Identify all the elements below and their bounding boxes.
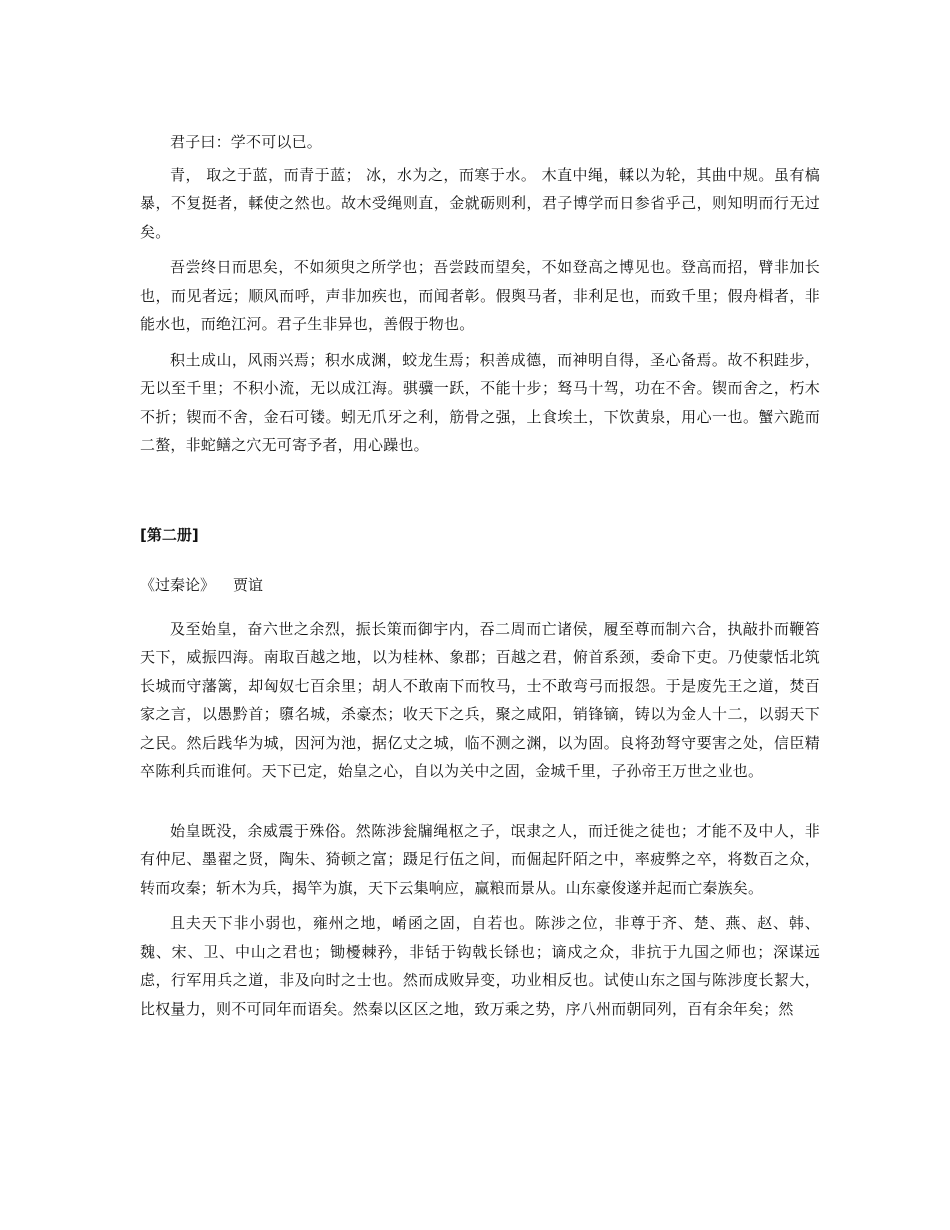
- section-spacer: [140, 467, 820, 521]
- paragraph: 积土成山，风雨兴焉；积水成渊，蛟龙生焉；积善成德，而神明自得，圣心备焉。故不积跬步，无以至千里；不积小流，无以成江海。骐骥一跃，不能十步；驽马十驾，功在不舍。锲而舍之，朽木不折；锲而不舍，金石可镂。蚓无爪牙之利，筋骨之强，上食埃土，下饮黄泉，用心一也。蟹六跪而二螯，非蛇鳝之穴无可寄予者，用心躁也。: [140, 350, 820, 454]
- paragraph: 青， 取之于蓝，而青于蓝； 冰，水为之，而寒于水。 木直中绳，輮以为轮，其曲中规。虽有槁暴，不复挺者，輮使之然也。故木受绳则直，金就砺则利，君子博学而日参省乎己，则知明而行无过矣。: [140, 165, 820, 241]
- paragraph: 及至始皇，奋六世之余烈，振长策而御宇内，吞二周而亡诸侯，履至尊而制六合，执敲扑而鞭笞天下，威振四海。南取百越之地，以为桂林、象郡；百越之君，俯首系颈，委命下吏。乃使蒙恬北筑长城而守藩篱，却匈奴七百余里；胡人不敢南下而牧马，士不敢弯弓而报怨。于是废先王之道，焚百家之言，以愚黔首；隳名城，杀豪杰；收天下之兵，聚之咸阳，销锋镝，铸以为金人十二，以弱天下之民。然后践华为城，因河为池，据亿丈之城，临不测之渊，以为固。良将劲弩守要害之处，信臣精卒陈利兵而谁何。天下已定，始皇之心，自以为关中之固，金城千里，子孙帝王万世之业也。: [140, 619, 820, 780]
- paragraph: 君子曰：学不可以已。: [170, 133, 323, 151]
- work-title-line: [140, 571, 820, 599]
- work-title: 《过秦论》: [140, 575, 216, 594]
- work-author: 贾谊: [233, 575, 264, 594]
- paragraph: 且夫天下非小弱也，雍州之地，崤函之固，自若也。陈涉之位，非尊于齐、楚、燕、赵、韩、魏、宋、卫、中山之君也；锄櫌棘矜，非铦于钩戟长铩也；谪戍之众，非抗于九国之师也；深谋远虑，行军用兵之道，非及向时之士也。然而成败异变，功业相反也。试使山东之国与陈涉度长絜大，比权量力，则不可同年而语矣。然秦以区区之地，致万乘之势，序八州而朝同列，百有余年矣；然: [140, 914, 820, 1018]
- paragraph-spacer: [140, 793, 820, 817]
- section-quanxue: [140, 128, 820, 460]
- paragraph: 始皇既没，余威震于殊俗。然陈涉瓮牖绳枢之子，氓隶之人，而迁徙之徒也；才能不及中人，非有仲尼、墨翟之贤，陶朱、猗顿之富；蹑足行伍之间，而倔起阡陌之中，率疲弊之卒，将数百之众，转而攻秦；斩木为兵，揭竿为旗，天下云集响应，赢粮而景从。山东豪俊遂并起而亡秦族矣。: [140, 821, 820, 897]
- document-page: [140, 128, 820, 1030]
- paragraph: 吾尝终日而思矣，不如须臾之所学也；吾尝跂而望矣，不如登高之博见也。登高而招，臂非加长也，而见者远；顺风而呼，声非加疾也，而闻者彰。假舆马者，非利足也，而致千里；假舟楫者，非能水也，而绝江河。君子生非异也，善假于物也。: [140, 258, 820, 333]
- section-guoqinlun: [140, 521, 820, 1024]
- volume-heading: [第二册]: [140, 525, 199, 544]
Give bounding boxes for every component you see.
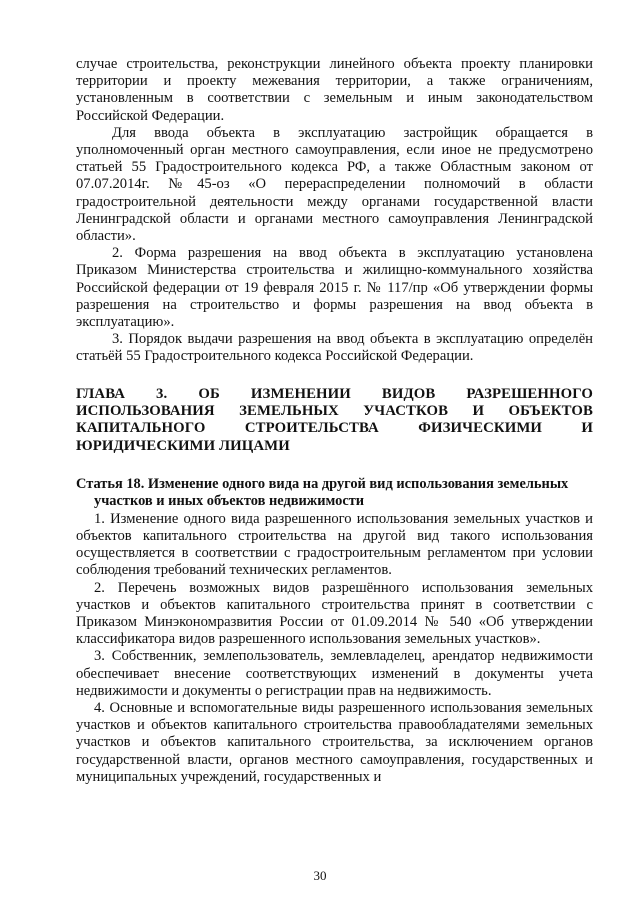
article-item-1: 1. Изменение одного вида разрешенного использования земельных участков и объектов капитального строительства на другой вид такого использования осуществляется в соответствии с градостроительным регламентом при условии соблюдения требований технических регламентов. bbox=[76, 510, 593, 579]
chapter-heading-line-2: ИСПОЛЬЗОВАНИЯ ЗЕМЕЛЬНЫХ УЧАСТКОВ И ОБЪЕКТОВ bbox=[76, 403, 593, 420]
chapter-heading-line-4: ЮРИДИЧЕСКИМИ ЛИЦАМИ bbox=[76, 437, 290, 454]
paragraph-continuation: случае строительства, реконструкции линейного объекта проекту планировки территории и проекту межевания территории, а также ограничениям, установленным в соответствии с земельным и иным законодательством Российской Федерации. bbox=[76, 56, 593, 124]
paragraph-permit-form: 2. Форма разрешения на ввод объекта в эксплуатацию установлена Приказом Министерства строительства и жилищно-коммунального хозяйства Российской федерации от 19 февраля 2015 г. № 117/пр «Об утверждении формы разрешения на строительство и формы разрешения на ввод объекта в эксплуатацию». bbox=[76, 245, 593, 331]
page-number: 30 bbox=[313, 868, 327, 883]
chapter-heading-line-3: КАПИТАЛЬНОГО СТРОИТЕЛЬСТВА ФИЗИЧЕСКИМИ И bbox=[76, 420, 593, 437]
paragraph-commissioning: Для ввода объекта в эксплуатацию застройщик обращается в уполномоченный орган местного самоуправления, если иное не предусмотрено статьей 55 Градостроительного кодекса РФ, а также Областным законом от 07.07.2014г. №45-оз «О перераспределении полномочий в области градостроительной деятельности между органами государственной власти Ленинградской области и органами местного самоуправления Ленинградской области». bbox=[76, 124, 593, 245]
article-heading-line-1: Статья 18. Изменение одного вида на другой вид использования земельных bbox=[76, 476, 569, 493]
article-heading bbox=[76, 476, 593, 510]
chapter-heading bbox=[76, 386, 593, 456]
article-item-2: 2. Перечень возможных видов разрешённого использования земельных участков и объектов капитального строительства принят в соответствии с Приказом Минэкономразвития России от 01.09.2014 № 540 «Об утверждении классификатора видов разрешенного использования земельных участков». bbox=[76, 579, 593, 648]
article-item-3: 3. Собственник, землепользователь, землевладелец, арендатор недвижимости обеспечивает внесение соответствующих изменений в документы учета недвижимости и документы о регистрации прав на недвижимость. bbox=[76, 648, 593, 699]
chapter-heading-line-1: ГЛАВА 3. ОБ ИЗМЕНЕНИИ ВИДОВ РАЗРЕШЕННОГО bbox=[76, 385, 593, 402]
paragraph-permit-procedure: 3. Порядок выдачи разрешения на ввод объекта в эксплуатацию определён статьёй 55 Градостроительного кодекса Российской Федерации. bbox=[76, 331, 593, 365]
article-item-4: 4. Основные и вспомогательные виды разрешенного использования земельных участков и объектов капитального строительства правообладателями земельных участков и объектов капитального строительства, за исключением органов государственной власти, органов местного самоуправления, государственных и муниципальных учреждений, государственных и bbox=[76, 699, 593, 785]
article-heading-line-2: участков и иных объектов недвижимости bbox=[94, 493, 365, 510]
document-page bbox=[76, 56, 593, 786]
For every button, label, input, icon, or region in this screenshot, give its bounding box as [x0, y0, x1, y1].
⁂
* Exercise goal:
Render every line of the records above as a Markdown table with the columns Row and Record text, one numbered row per line. Skip blank lines and leave the pictures out.

* Exercise output:
| Row | Record text |
|---|---|
| 1 | Identify all the elements below and their bounding boxes. |
| 2 | - section-spacer: [140, 467, 820, 521] |
| 3 | - paragraph: 积土成山，风雨兴焉；积水成渊，蛟龙生焉；积善成德，而神明自得，圣心备焉。故不积跬步，无以至千里；不积小流，无以成江海。骐骥一跃，不能十步；驽马十驾，功在不舍。锲而舍之，朽木不折；锲而不舍，金石可镂。蚓无爪牙之利，筋骨之强，上食埃土，下饮黄泉，用心一也。蟹六跪而二螯，非蛇鳝之穴无可寄予者，用心躁也。: [140, 350, 820, 454] |
| 4 | - paragraph: 青， 取之于蓝，而青于蓝； 冰，水为之，而寒于水。 木直中绳，輮以为轮，其曲中规。虽有槁暴，不复挺者，輮使之然也。故木受绳则直，金就砺则利，君子博学而日参省乎己，则知明而行无过矣。: [140, 165, 820, 241] |
| 5 | - paragraph: 及至始皇，奋六世之余烈，振长策而御宇内，吞二周而亡诸侯，履至尊而制六合，执敲扑而鞭笞天下，威振四海。南取百越之地，以为桂林、象郡；百越之君，俯首系颈，委命下吏。乃使蒙恬北筑长城而守藩篱，却匈奴七百余里；胡人不敢南下而牧马，士不敢弯弓而报怨。于是废先王之道，焚百家之言，以愚黔首；隳名城，杀豪杰；收天下之兵，聚之咸阳，销锋镝，铸以为金人十二，以弱天下之民。然后践华为城，因河为池，据亿丈之城，临不测之渊，以为固。良将劲弩守要害之处，信臣精卒陈利兵而谁何。天下已定，始皇之心，自以为关中之固，金城千里，子孙帝王万世之业也。: [140, 619, 820, 780] |
| 6 | - paragraph: 君子曰：学不可以已。: [170, 133, 323, 151] |
| 7 | - work-title-line: [140, 571, 820, 599] |
| 8 | - work-title: 《过秦论》: [140, 575, 216, 594] |
| 9 | - work-author: 贾谊: [233, 575, 264, 594] |
| 10 | - paragraph: 且夫天下非小弱也，雍州之地，崤函之固，自若也。陈涉之位，非尊于齐、楚、燕、赵、韩、魏、宋、卫、中山之君也；锄櫌棘矜，非铦于钩戟长铩也；谪戍之众，非抗于九国之师也；深谋远虑，行军用兵之道，非及向时之士也。然而成败异变，功业相反也。试使山东之国与陈涉度长絜大，比权量力，则不可同年而语矣。然秦以区区之地，致万乘之势，序八州而朝同列，百有余年矣；然: [140, 914, 820, 1018] |
| 11 | - paragraph-spacer: [140, 793, 820, 817] |
| 12 | - section-quanxue: [140, 128, 820, 460] |
| 13 | - paragraph: 始皇既没，余威震于殊俗。然陈涉瓮牖绳枢之子，氓隶之人，而迁徙之徒也；才能不及中人，非有仲尼、墨翟之贤，陶朱、猗顿之富；蹑足行伍之间，而倔起阡陌之中，率疲弊之卒，将数百之众，转而攻秦；斩木为兵，揭竿为旗，天下云集响应，赢粮而景从。山东豪俊遂并起而亡秦族矣。: [140, 821, 820, 897] |
| 14 | - document-page: [140, 128, 820, 1030] |
| 15 | - paragraph: 吾尝终日而思矣，不如须臾之所学也；吾尝跂而望矣，不如登高之博见也。登高而招，臂非加长也，而见者远；顺风而呼，声非加疾也，而闻者彰。假舆马者，非利足也，而致千里；假舟楫者，非能水也，而绝江河。君子生非异也，善假于物也。: [140, 258, 820, 333] |
| 16 | - section-guoqinlun: [140, 521, 820, 1024] |
| 17 | - volume-heading: [第二册]: [140, 525, 199, 544] |
| 18 | Give bounding boxes for every component you see. |
| 19 | article-item-1: 1. Изменение одного вида разрешенного использования земельных участков и объектов капитального строительства на другой вид такого использования осуществляется в соответствии с градостроительным регламентом при условии соблюдения требований технических регламентов. bbox=[76, 510, 593, 579] |
| 20 | chapter-heading-line-2: ИСПОЛЬЗОВАНИЯ ЗЕМЕЛЬНЫХ УЧАСТКОВ И ОБЪЕКТОВ bbox=[76, 403, 593, 420] |
| 21 | chapter-heading-line-4: ЮРИДИЧЕСКИМИ ЛИЦАМИ bbox=[76, 437, 290, 454] |
| 22 | paragraph-continuation: случае строительства, реконструкции линейного объекта проекту планировки территории и проекту межевания территории, а также ограничениям, установленным в соответствии с земельным и иным законодательством Российской Федерации. bbox=[76, 56, 593, 124] |
| 23 | paragraph-permit-form: 2. Форма разрешения на ввод объекта в эксплуатацию установлена Приказом Министерства строительства и жилищно-коммунального хозяйства Российской федерации от 19 февраля 2015 г. № 117/пр «Об утверждении формы разрешения на строительство и формы разрешения на ввод объекта в эксплуатацию». bbox=[76, 245, 593, 331] |
| 24 | page-number: 30 bbox=[313, 868, 327, 883] |
| 25 | chapter-heading-line-3: КАПИТАЛЬНОГО СТРОИТЕЛЬСТВА ФИЗИЧЕСКИМИ И bbox=[76, 420, 593, 437] |
| 26 | paragraph-commissioning: Для ввода объекта в эксплуатацию застройщик обращается в уполномоченный орган местного самоуправления, если иное не предусмотрено статьей 55 Градостроительного кодекса РФ, а также Областным законом от 07.07.2014г. №45-оз «О перераспределении полномочий в области градостроительной деятельности между органами государственной власти Ленинградской области и органами местного самоуправления Ленинградской области». bbox=[76, 124, 593, 245] |
| 27 | article-heading-line-1: Статья 18. Изменение одного вида на другой вид использования земельных bbox=[76, 476, 569, 493] |
| 28 | article-heading bbox=[76, 476, 593, 510] |
| 29 | chapter-heading bbox=[76, 386, 593, 456] |
| 30 | article-item-2: 2. Перечень возможных видов разрешённого использования земельных участков и объектов капитального строительства принят в соответствии с Приказом Минэкономразвития России от 01.09.2014 № 540 «Об утверждении классификатора видов разрешенного использования земельных участков». bbox=[76, 579, 593, 648] |
| 31 | article-item-3: 3. Собственник, землепользователь, землевладелец, арендатор недвижимости обеспечивает внесение соответствующих изменений в документы учета недвижимости и документы о регистрации прав на недвижимость. bbox=[76, 648, 593, 699] |
| 32 | chapter-heading-line-1: ГЛАВА 3. ОБ ИЗМЕНЕНИИ ВИДОВ РАЗРЕШЕННОГО bbox=[76, 385, 593, 402] |
| 33 | paragraph-permit-procedure: 3. Порядок выдачи разрешения на ввод объекта в эксплуатацию определён статьёй 55 Градостроительного кодекса Российской Федерации. bbox=[76, 331, 593, 365] |
| 34 | article-item-4: 4. Основные и вспомогательные виды разрешенного использования земельных участков и объектов капитального строительства правообладателями земельных участков и объектов капитального строительства, за исключением органов государственной власти, органов местного самоуправления, государственных и муниципальных учреждений, государственных и bbox=[76, 699, 593, 785] |
| 35 | article-heading-line-2: участков и иных объектов недвижимости bbox=[94, 493, 365, 510] |
| 36 | document-page bbox=[76, 56, 593, 786] |
| 37 | For every button, label, input, icon, or region in this screenshot, give its bounding box as [x0, y0, x1, y1]. |